:: Task to carry out ::
Make an exact copy of the listing below.

________

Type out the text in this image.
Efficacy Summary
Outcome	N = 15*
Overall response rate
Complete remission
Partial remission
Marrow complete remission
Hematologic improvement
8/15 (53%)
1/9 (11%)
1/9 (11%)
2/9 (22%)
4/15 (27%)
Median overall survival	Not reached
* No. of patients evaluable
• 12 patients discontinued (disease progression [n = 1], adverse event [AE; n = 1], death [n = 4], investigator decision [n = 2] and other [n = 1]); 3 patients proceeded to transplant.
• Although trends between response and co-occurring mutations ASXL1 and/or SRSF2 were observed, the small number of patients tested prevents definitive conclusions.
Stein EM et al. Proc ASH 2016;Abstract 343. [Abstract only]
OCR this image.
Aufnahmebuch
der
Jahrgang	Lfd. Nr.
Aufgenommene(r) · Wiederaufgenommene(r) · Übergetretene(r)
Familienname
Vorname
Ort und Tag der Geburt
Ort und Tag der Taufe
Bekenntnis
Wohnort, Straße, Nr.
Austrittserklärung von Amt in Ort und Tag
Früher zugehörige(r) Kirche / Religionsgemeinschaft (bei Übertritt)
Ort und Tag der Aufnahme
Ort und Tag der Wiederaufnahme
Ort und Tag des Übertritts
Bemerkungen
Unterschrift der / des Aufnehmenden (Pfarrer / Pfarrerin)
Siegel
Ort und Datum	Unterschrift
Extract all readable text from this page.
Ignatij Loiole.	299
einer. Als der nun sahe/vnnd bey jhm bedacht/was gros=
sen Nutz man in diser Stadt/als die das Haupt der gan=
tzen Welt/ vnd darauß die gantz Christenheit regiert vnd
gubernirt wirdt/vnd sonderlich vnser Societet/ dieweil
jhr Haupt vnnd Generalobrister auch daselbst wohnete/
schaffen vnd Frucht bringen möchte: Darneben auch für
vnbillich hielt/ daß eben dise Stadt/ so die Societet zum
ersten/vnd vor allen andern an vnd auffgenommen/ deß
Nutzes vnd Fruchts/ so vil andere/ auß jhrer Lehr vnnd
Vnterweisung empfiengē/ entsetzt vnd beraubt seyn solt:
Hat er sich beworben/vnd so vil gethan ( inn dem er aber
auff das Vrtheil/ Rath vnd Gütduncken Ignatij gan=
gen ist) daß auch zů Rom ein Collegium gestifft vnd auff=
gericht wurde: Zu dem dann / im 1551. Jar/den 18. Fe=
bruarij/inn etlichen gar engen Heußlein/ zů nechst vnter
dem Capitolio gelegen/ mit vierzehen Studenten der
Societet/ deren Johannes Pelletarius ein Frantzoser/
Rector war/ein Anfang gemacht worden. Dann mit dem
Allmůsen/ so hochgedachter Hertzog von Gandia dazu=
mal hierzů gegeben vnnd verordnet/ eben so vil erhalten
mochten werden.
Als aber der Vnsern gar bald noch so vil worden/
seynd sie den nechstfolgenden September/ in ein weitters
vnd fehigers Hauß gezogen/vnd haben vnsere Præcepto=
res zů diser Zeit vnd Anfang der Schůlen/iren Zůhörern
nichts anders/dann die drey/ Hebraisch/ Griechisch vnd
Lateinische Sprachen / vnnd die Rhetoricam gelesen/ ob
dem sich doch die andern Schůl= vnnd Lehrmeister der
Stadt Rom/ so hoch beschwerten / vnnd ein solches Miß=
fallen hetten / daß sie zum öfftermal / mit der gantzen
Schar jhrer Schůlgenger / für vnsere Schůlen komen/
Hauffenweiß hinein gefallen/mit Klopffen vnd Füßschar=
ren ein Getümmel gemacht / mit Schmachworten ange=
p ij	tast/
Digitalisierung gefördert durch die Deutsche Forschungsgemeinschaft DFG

________

:: Task result ::
Type out the text in this image.
Efficacy Summary
Outcome	N = 15*
Overall response rate
Complete remission
Partial remission
Marrow complete remission
Hematologic improvement
8/15 (53%)
1/9 (11%)
1/9 (11%)
2/9 (22%)
4/15 (27%)
Median overall survival	Not reached
* No. of patients evaluable
• 12 patients discontinued (disease progression [n = 1], adverse event [AE; n = 1], death [n = 4], investigator decision [n = 2] and other [n = 1]); 3 patients proceeded to transplant.
• Although trends between response and co-occurring mutations ASXL1 and/or SRSF2 were observed, the small number of patients tested prevents definitive conclusions.
Stein EM et al. Proc ASH 2016;Abstract 343. [Abstract only]
OCR this image.
Aufnahmebuch
der
Jahrgang	Lfd. Nr.
Aufgenommene(r) · Wiederaufgenommene(r) · Übergetretene(r)
Familienname
Vorname
Ort und Tag der Geburt
Ort und Tag der Taufe
Bekenntnis
Wohnort, Straße, Nr.
Austrittserklärung von Amt in Ort und Tag
Früher zugehörige(r) Kirche / Religionsgemeinschaft (bei Übertritt)
Ort und Tag der Aufnahme
Ort und Tag der Wiederaufnahme
Ort und Tag des Übertritts
Bemerkungen
Unterschrift der / des Aufnehmenden (Pfarrer / Pfarrerin)
Siegel
Ort und Datum	Unterschrift
Extract all readable text from this page.
Ignatij Loiole.	299
einer. Als der nun sahe/vnnd bey jhm bedacht/was gros=
sen Nutz man in diser Stadt/als die das Haupt der gan=
tzen Welt/ vnd darauß die gantz Christenheit regiert vnd
gubernirt wirdt/vnd sonderlich vnser Societet/ dieweil
jhr Haupt vnnd Generalobrister auch daselbst wohnete/
schaffen vnd Frucht bringen möchte: Darneben auch für
vnbillich hielt/ daß eben dise Stadt/ so die Societet zum
ersten/vnd vor allen andern an vnd auffgenommen/ deß
Nutzes vnd Fruchts/ so vil andere/ auß jhrer Lehr vnnd
Vnterweisung empfiengē/ entsetzt vnd beraubt seyn solt:
Hat er sich beworben/vnd so vil gethan ( inn dem er aber
auff das Vrtheil/ Rath vnd Gütduncken Ignatij gan=
gen ist) daß auch zů Rom ein Collegium gestifft vnd auff=
gericht wurde: Zu dem dann / im 1551. Jar/den 18. Fe=
bruarij/inn etlichen gar engen Heußlein/ zů nechst vnter
dem Capitolio gelegen/ mit vierzehen Studenten der
Societet/ deren Johannes Pelletarius ein Frantzoser/
Rector war/ein Anfang gemacht worden. Dann mit dem
Allmůsen/ so hochgedachter Hertzog von Gandia dazu=
mal hierzů gegeben vnnd verordnet/ eben so vil erhalten
mochten werden.
Als aber der Vnsern gar bald noch so vil worden/
seynd sie den nechstfolgenden September/ in ein weitters
vnd fehigers Hauß gezogen/vnd haben vnsere Præcepto=
res zů diser Zeit vnd Anfang der Schůlen/iren Zůhörern
nichts anders/dann die drey/ Hebraisch/ Griechisch vnd
Lateinische Sprachen / vnnd die Rhetoricam gelesen/ ob
dem sich doch die andern Schůl= vnnd Lehrmeister der
Stadt Rom/ so hoch beschwerten / vnnd ein solches Miß=
fallen hetten / daß sie zum öfftermal / mit der gantzen
Schar jhrer Schůlgenger / für vnsere Schůlen komen/
Hauffenweiß hinein gefallen/mit Klopffen vnd Füßschar=
ren ein Getümmel gemacht / mit Schmachworten ange=
p ij	tast/
Digitalisierung gefördert durch die Deutsche Forschungsgemeinschaft DFG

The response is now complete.